### EXTRACTED MATERIAL:

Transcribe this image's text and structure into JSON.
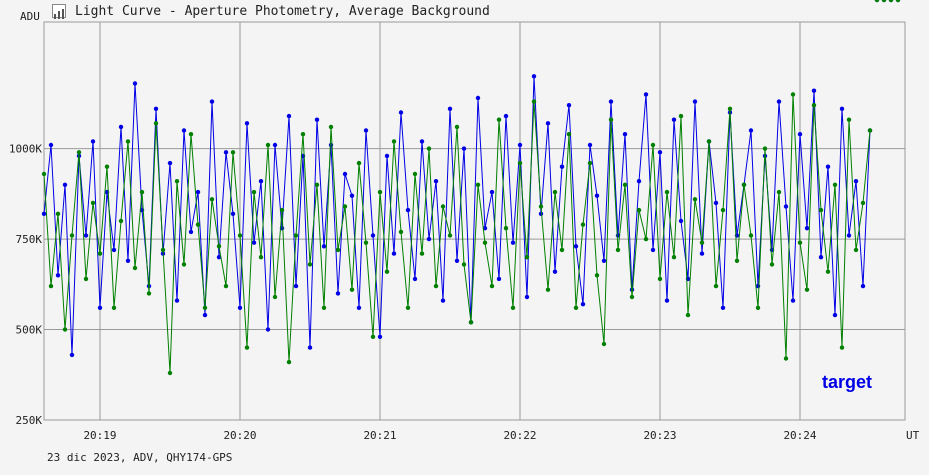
{
  "window": {
    "title": "Light Curve - Aperture Photometry, Average Background",
    "footer": "23 dic 2023, ADV, QHY174-GPS",
    "title_icon": "light-curve-icon"
  },
  "chart_data": {
    "type": "line",
    "title": "Light Curve - Aperture Photometry, Average Background",
    "ylabel": "ADU",
    "xlabel": "UT",
    "ylim": [
      250000,
      1350000
    ],
    "y_ticks": [
      250000,
      500000,
      750000,
      1000000
    ],
    "y_tick_labels": [
      "250K",
      "500K",
      "750K",
      "1000K"
    ],
    "x_tick_labels": [
      "20:19",
      "20:20",
      "20:21",
      "20:22",
      "20:23",
      "20:24"
    ],
    "x_tick_minutes": [
      19,
      20,
      21,
      22,
      23,
      24
    ],
    "x_range_minutes": [
      18.6,
      24.75
    ],
    "grid": true,
    "colors": {
      "series_1": "#0000e6",
      "series_2": "#008000"
    },
    "series": [
      {
        "name": "target",
        "color": "#0000e6",
        "time_minutes": [
          18.6,
          18.65,
          18.7,
          18.75,
          18.8,
          18.85,
          18.9,
          18.95,
          19.0,
          19.05,
          19.1,
          19.15,
          19.2,
          19.25,
          19.3,
          19.35,
          19.4,
          19.45,
          19.5,
          19.55,
          19.6,
          19.65,
          19.7,
          19.75,
          19.8,
          19.85,
          19.9,
          19.95,
          20.0,
          20.05,
          20.1,
          20.15,
          20.2,
          20.25,
          20.3,
          20.35,
          20.4,
          20.45,
          20.5,
          20.55,
          20.6,
          20.65,
          20.7,
          20.75,
          20.8,
          20.85,
          20.9,
          20.95,
          21.0,
          21.05,
          21.1,
          21.15,
          21.2,
          21.25,
          21.3,
          21.35,
          21.4,
          21.45,
          21.5,
          21.55,
          21.6,
          21.65,
          21.7,
          21.75,
          21.8,
          21.85,
          21.9,
          21.95,
          22.0,
          22.05,
          22.1,
          22.15,
          22.2,
          22.25,
          22.3,
          22.35,
          22.4,
          22.45,
          22.5,
          22.55,
          22.6,
          22.65,
          22.7,
          22.75,
          22.8,
          22.85,
          22.9,
          22.95,
          23.0,
          23.05,
          23.1,
          23.15,
          23.2,
          23.25,
          23.3,
          23.35,
          23.4,
          23.45,
          23.5,
          23.55,
          23.6,
          23.65,
          23.7,
          23.75,
          23.8,
          23.85,
          23.9,
          23.95,
          24.0,
          24.05,
          24.1,
          24.15,
          24.2,
          24.25,
          24.3,
          24.35,
          24.4,
          24.45,
          24.5,
          24.55,
          24.6,
          24.65,
          24.7
        ],
        "values": [
          820000,
          1010000,
          650000,
          900000,
          430000,
          980000,
          760000,
          1020000,
          560000,
          880000,
          720000,
          1060000,
          690000,
          1180000,
          830000,
          620000,
          1110000,
          710000,
          960000,
          580000,
          1050000,
          770000,
          880000,
          540000,
          1130000,
          700000,
          990000,
          820000,
          560000,
          1070000,
          740000,
          910000,
          500000,
          1010000,
          780000,
          1090000,
          620000,
          980000,
          450000,
          1080000,
          730000,
          1010000,
          600000,
          930000,
          870000,
          560000,
          1050000,
          760000,
          480000,
          980000,
          710000,
          1100000,
          830000,
          640000,
          1020000,
          750000,
          910000,
          580000,
          1110000,
          690000,
          1000000,
          520000,
          1140000,
          780000,
          880000,
          640000,
          1090000,
          740000,
          1010000,
          590000,
          1200000,
          820000,
          1070000,
          660000,
          950000,
          1120000,
          730000,
          570000,
          1010000,
          870000,
          690000,
          1130000,
          760000,
          1040000,
          610000,
          910000,
          1150000,
          720000,
          990000,
          580000,
          1080000,
          800000,
          640000,
          1130000,
          710000,
          1020000,
          850000,
          560000,
          1100000,
          760000,
          900000,
          1050000,
          620000,
          980000,
          720000,
          1130000,
          840000,
          580000,
          1040000,
          780000,
          1160000,
          700000,
          950000,
          540000,
          1110000,
          760000,
          910000,
          620000,
          1050000
        ]
      },
      {
        "name": "",
        "color": "#008000",
        "time_minutes": [
          18.6,
          18.65,
          18.7,
          18.75,
          18.8,
          18.85,
          18.9,
          18.95,
          19.0,
          19.05,
          19.1,
          19.15,
          19.2,
          19.25,
          19.3,
          19.35,
          19.4,
          19.45,
          19.5,
          19.55,
          19.6,
          19.65,
          19.7,
          19.75,
          19.8,
          19.85,
          19.9,
          19.95,
          20.0,
          20.05,
          20.1,
          20.15,
          20.2,
          20.25,
          20.3,
          20.35,
          20.4,
          20.45,
          20.5,
          20.55,
          20.6,
          20.65,
          20.7,
          20.75,
          20.8,
          20.85,
          20.9,
          20.95,
          21.0,
          21.05,
          21.1,
          21.15,
          21.2,
          21.25,
          21.3,
          21.35,
          21.4,
          21.45,
          21.5,
          21.55,
          21.6,
          21.65,
          21.7,
          21.75,
          21.8,
          21.85,
          21.9,
          21.95,
          22.0,
          22.05,
          22.1,
          22.15,
          22.2,
          22.25,
          22.3,
          22.35,
          22.4,
          22.45,
          22.5,
          22.55,
          22.6,
          22.65,
          22.7,
          22.75,
          22.8,
          22.85,
          22.9,
          22.95,
          23.0,
          23.05,
          23.1,
          23.15,
          23.2,
          23.25,
          23.3,
          23.35,
          23.4,
          23.45,
          23.5,
          23.55,
          23.6,
          23.65,
          23.7,
          23.75,
          23.8,
          23.85,
          23.9,
          23.95,
          24.0,
          24.05,
          24.1,
          24.15,
          24.2,
          24.25,
          24.3,
          24.35,
          24.4,
          24.45,
          24.5,
          24.55,
          24.6,
          24.65,
          24.7
        ],
        "values": [
          930000,
          620000,
          820000,
          500000,
          760000,
          990000,
          640000,
          850000,
          710000,
          950000,
          560000,
          800000,
          1020000,
          670000,
          880000,
          600000,
          1070000,
          720000,
          380000,
          910000,
          680000,
          1040000,
          790000,
          560000,
          860000,
          730000,
          620000,
          990000,
          760000,
          450000,
          880000,
          700000,
          1010000,
          590000,
          830000,
          410000,
          760000,
          1040000,
          680000,
          900000,
          560000,
          1060000,
          720000,
          840000,
          610000,
          960000,
          740000,
          480000,
          880000,
          660000,
          1020000,
          770000,
          560000,
          930000,
          710000,
          1000000,
          620000,
          840000,
          760000,
          1060000,
          680000,
          520000,
          900000,
          740000,
          620000,
          1080000,
          780000,
          560000,
          960000,
          700000,
          1130000,
          840000,
          610000,
          880000,
          720000,
          1040000,
          560000,
          790000,
          960000,
          650000,
          460000,
          1080000,
          720000,
          900000,
          590000,
          830000,
          750000,
          1010000,
          640000,
          880000,
          700000,
          1090000,
          540000,
          860000,
          740000,
          1020000,
          620000,
          830000,
          1110000,
          690000,
          900000,
          760000,
          560000,
          1000000,
          680000,
          880000,
          420000,
          1150000,
          740000,
          610000,
          1120000,
          830000,
          660000,
          900000,
          450000,
          1080000,
          720000,
          850000,
          1050000
        ]
      }
    ]
  }
}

### WRITTEN INSTRUCTION:
Reproduce the material in its entirety and word for word, without the pictures.

### TASK RESPONSE:
Transcribe this image's text and structure into JSON.
{
  "window": {
    "title": "Light Curve - Aperture Photometry, Average Background",
    "footer": "23 dic 2023, ADV, QHY174-GPS",
    "title_icon": "light-curve-icon"
  },
  "chart_data": {
    "type": "line",
    "title": "Light Curve - Aperture Photometry, Average Background",
    "ylabel": "ADU",
    "xlabel": "UT",
    "ylim": [
      250000,
      1350000
    ],
    "y_ticks": [
      250000,
      500000,
      750000,
      1000000
    ],
    "y_tick_labels": [
      "250K",
      "500K",
      "750K",
      "1000K"
    ],
    "x_tick_labels": [
      "20:19",
      "20:20",
      "20:21",
      "20:22",
      "20:23",
      "20:24"
    ],
    "x_tick_minutes": [
      19,
      20,
      21,
      22,
      23,
      24
    ],
    "x_range_minutes": [
      18.6,
      24.75
    ],
    "grid": true,
    "colors": {
      "series_1": "#0000e6",
      "series_2": "#008000"
    },
    "series": [
      {
        "name": "target",
        "color": "#0000e6",
        "time_minutes": [
          18.6,
          18.65,
          18.7,
          18.75,
          18.8,
          18.85,
          18.9,
          18.95,
          19.0,
          19.05,
          19.1,
          19.15,
          19.2,
          19.25,
          19.3,
          19.35,
          19.4,
          19.45,
          19.5,
          19.55,
          19.6,
          19.65,
          19.7,
          19.75,
          19.8,
          19.85,
          19.9,
          19.95,
          20.0,
          20.05,
          20.1,
          20.15,
          20.2,
          20.25,
          20.3,
          20.35,
          20.4,
          20.45,
          20.5,
          20.55,
          20.6,
          20.65,
          20.7,
          20.75,
          20.8,
          20.85,
          20.9,
          20.95,
          21.0,
          21.05,
          21.1,
          21.15,
          21.2,
          21.25,
          21.3,
          21.35,
          21.4,
          21.45,
          21.5,
          21.55,
          21.6,
          21.65,
          21.7,
          21.75,
          21.8,
          21.85,
          21.9,
          21.95,
          22.0,
          22.05,
          22.1,
          22.15,
          22.2,
          22.25,
          22.3,
          22.35,
          22.4,
          22.45,
          22.5,
          22.55,
          22.6,
          22.65,
          22.7,
          22.75,
          22.8,
          22.85,
          22.9,
          22.95,
          23.0,
          23.05,
          23.1,
          23.15,
          23.2,
          23.25,
          23.3,
          23.35,
          23.4,
          23.45,
          23.5,
          23.55,
          23.6,
          23.65,
          23.7,
          23.75,
          23.8,
          23.85,
          23.9,
          23.95,
          24.0,
          24.05,
          24.1,
          24.15,
          24.2,
          24.25,
          24.3,
          24.35,
          24.4,
          24.45,
          24.5,
          24.55,
          24.6,
          24.65,
          24.7
        ],
        "values": [
          820000,
          1010000,
          650000,
          900000,
          430000,
          980000,
          760000,
          1020000,
          560000,
          880000,
          720000,
          1060000,
          690000,
          1180000,
          830000,
          620000,
          1110000,
          710000,
          960000,
          580000,
          1050000,
          770000,
          880000,
          540000,
          1130000,
          700000,
          990000,
          820000,
          560000,
          1070000,
          740000,
          910000,
          500000,
          1010000,
          780000,
          1090000,
          620000,
          980000,
          450000,
          1080000,
          730000,
          1010000,
          600000,
          930000,
          870000,
          560000,
          1050000,
          760000,
          480000,
          980000,
          710000,
          1100000,
          830000,
          640000,
          1020000,
          750000,
          910000,
          580000,
          1110000,
          690000,
          1000000,
          520000,
          1140000,
          780000,
          880000,
          640000,
          1090000,
          740000,
          1010000,
          590000,
          1200000,
          820000,
          1070000,
          660000,
          950000,
          1120000,
          730000,
          570000,
          1010000,
          870000,
          690000,
          1130000,
          760000,
          1040000,
          610000,
          910000,
          1150000,
          720000,
          990000,
          580000,
          1080000,
          800000,
          640000,
          1130000,
          710000,
          1020000,
          850000,
          560000,
          1100000,
          760000,
          900000,
          1050000,
          620000,
          980000,
          720000,
          1130000,
          840000,
          580000,
          1040000,
          780000,
          1160000,
          700000,
          950000,
          540000,
          1110000,
          760000,
          910000,
          620000,
          1050000
        ]
      },
      {
        "name": "",
        "color": "#008000",
        "time_minutes": [
          18.6,
          18.65,
          18.7,
          18.75,
          18.8,
          18.85,
          18.9,
          18.95,
          19.0,
          19.05,
          19.1,
          19.15,
          19.2,
          19.25,
          19.3,
          19.35,
          19.4,
          19.45,
          19.5,
          19.55,
          19.6,
          19.65,
          19.7,
          19.75,
          19.8,
          19.85,
          19.9,
          19.95,
          20.0,
          20.05,
          20.1,
          20.15,
          20.2,
          20.25,
          20.3,
          20.35,
          20.4,
          20.45,
          20.5,
          20.55,
          20.6,
          20.65,
          20.7,
          20.75,
          20.8,
          20.85,
          20.9,
          20.95,
          21.0,
          21.05,
          21.1,
          21.15,
          21.2,
          21.25,
          21.3,
          21.35,
          21.4,
          21.45,
          21.5,
          21.55,
          21.6,
          21.65,
          21.7,
          21.75,
          21.8,
          21.85,
          21.9,
          21.95,
          22.0,
          22.05,
          22.1,
          22.15,
          22.2,
          22.25,
          22.3,
          22.35,
          22.4,
          22.45,
          22.5,
          22.55,
          22.6,
          22.65,
          22.7,
          22.75,
          22.8,
          22.85,
          22.9,
          22.95,
          23.0,
          23.05,
          23.1,
          23.15,
          23.2,
          23.25,
          23.3,
          23.35,
          23.4,
          23.45,
          23.5,
          23.55,
          23.6,
          23.65,
          23.7,
          23.75,
          23.8,
          23.85,
          23.9,
          23.95,
          24.0,
          24.05,
          24.1,
          24.15,
          24.2,
          24.25,
          24.3,
          24.35,
          24.4,
          24.45,
          24.5,
          24.55,
          24.6,
          24.65,
          24.7
        ],
        "values": [
          930000,
          620000,
          820000,
          500000,
          760000,
          990000,
          640000,
          850000,
          710000,
          950000,
          560000,
          800000,
          1020000,
          670000,
          880000,
          600000,
          1070000,
          720000,
          380000,
          910000,
          680000,
          1040000,
          790000,
          560000,
          860000,
          730000,
          620000,
          990000,
          760000,
          450000,
          880000,
          700000,
          1010000,
          590000,
          830000,
          410000,
          760000,
          1040000,
          680000,
          900000,
          560000,
          1060000,
          720000,
          840000,
          610000,
          960000,
          740000,
          480000,
          880000,
          660000,
          1020000,
          770000,
          560000,
          930000,
          710000,
          1000000,
          620000,
          840000,
          760000,
          1060000,
          680000,
          520000,
          900000,
          740000,
          620000,
          1080000,
          780000,
          560000,
          960000,
          700000,
          1130000,
          840000,
          610000,
          880000,
          720000,
          1040000,
          560000,
          790000,
          960000,
          650000,
          460000,
          1080000,
          720000,
          900000,
          590000,
          830000,
          750000,
          1010000,
          640000,
          880000,
          700000,
          1090000,
          540000,
          860000,
          740000,
          1020000,
          620000,
          830000,
          1110000,
          690000,
          900000,
          760000,
          560000,
          1000000,
          680000,
          880000,
          420000,
          1150000,
          740000,
          610000,
          1120000,
          830000,
          660000,
          900000,
          450000,
          1080000,
          720000,
          850000,
          1050000
        ]
      }
    ]
  }
}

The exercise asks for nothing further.